Document excerpt
-*-*-
What I’m Writing

Herein I describe my current writing projects. If you are interested in updates, use one of the icons on the top-right to follow me on Twitter or send me an email. The big/medium/small labels next to each item express my perception of the level of effort that will be required, not my expectation of the impact. I’ll include links to the work once the bits become presentable. For most of the bigger items, my plan is to break them into sections and publish them separately here. Where appropriate I try to demarcate how I plan to split things up.

Innovation for a Purpose (big)

If you know me this might sound pretty cheesy, but I promise I’m not writing a satire on innovation (although that might be a cool project too). Since I ran a very successful Silicon Valley innovation center for a very large corporation, people sometimes ask me questions about innovation. I’ve found that my answers are fairly well-packaged despite the fact that I have never written them down per se. Thus I came to the conclusion last year that I should do just that.

Overall what I have to offer is a lot of practical guidance on how to avoid common pitfalls and ensure that you get what you want out of an innovation program. I think my advice applies to any large organization, not just corporations with planetary missions. Currently the sections break down like this:

Prelude: Understanding the importance of purpose

Every enterprise starts with a well defined purpose. In time, as organizations scale and consolidate to meet the demands of the environment, the legacy of growth confounds the original purpose. Often, what’s left is merely a vestige that is nonetheless depicted to internal and external worlds as an origin myth that unexpectedly becomes a powerless mantra. Enterprises face a crisis of purpose as a result and in spite of their success.

Even before this crisis sets in, every effective manager understands that a clear and strong sense of purpose is necessary for growth, productivity and worker engagement. However, leaders are often surprised and frustrated to find that purpose is neither simply a slogan, nor an a la carte item you can heap into your burrito.

While a crisis of purpose is commonly only a problem for the largest, oldest, and most successful of enterprises, some see events of 2020 as accelerating the development of this crisis for the world of work at large. Many workers are demanding more than just a paycheck, often without knowing what they are asking for. Ultimately, a greater sense of purpose is always a part of these demands. For many organizations, the traditional extrinsic processes and policies for motivating employees are breaking down: cultivating intrinsic motivation is becoming a critical problem. A strong sense of purpose can be an effective mechanism for doing this.

My view is that purpose follows from a practice of adhering to the principles you establish when you initiate disruption and renewal in your organization. Since disruption and renewal are the ultimate aims of innovation initiatives, in my view innovation activities provide the most natural and effective mechanism for re-establishing purpose in an organization. Because of the power of innovation programs to create authentic purpose, we need to understand purpose before we start designing, implementing and evaluating any innovation initiative.
-*-*-
Set tasks
1. According to the page on writing projects, what do the big/medium/small labels next to each item express?
2. Go on with the page on writing projects, picking up after its last sentence about understanding purpose before designing innovation initiatives.
The lines are separate material, unrelated to the page on writing projects.

Recorded data
-*-*-
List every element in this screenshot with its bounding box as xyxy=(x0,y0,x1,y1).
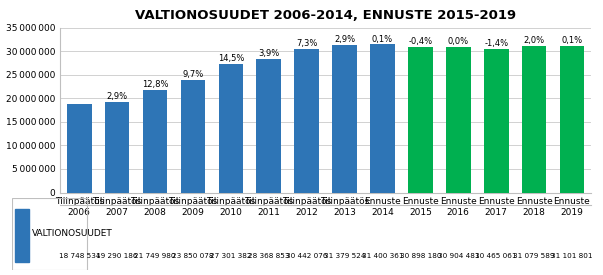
-*-*-
Final results
1. They express the perceived level of effort the item will require, not the expected impact.

2.
The beginning: What do we mean by innovation?

The term “innovation” is hopelessly overloaded. I have a simple taxonomy for the concept, but focus on a single aspect when discussing innovation initiatives. My experience is that when leaders come looking for advice on innovation, it is because they have recently become aware that the success of their mission depends on outcomes that are inaccessible to them through their current organizations. So, my first question to anyone who is looking for advice is: “What are you missing that brings you here?” In order to get started on your innovation initiative, all you require is to understand the range of concrete outcomes you need. After that, the rest is just tactics.

The middle: Designing your program and pulling it off

Born out of my experience, I have a lot detailed advice for specific questions, such as:

  • Where should the innovation team sit in the org chart?
  • How many people do you need?
  • What skills do they need?
  • Where do projects come from?
  • How are projects managed?
  • How much should each project cost?
  • How should internal and external partnerships work?

I intentionally leave out one of the most pressing and common questions: “How do you measure innovation programs? What are the KPIs?” Answers to these questions are contemplated in the final section concerning the end of the initiative.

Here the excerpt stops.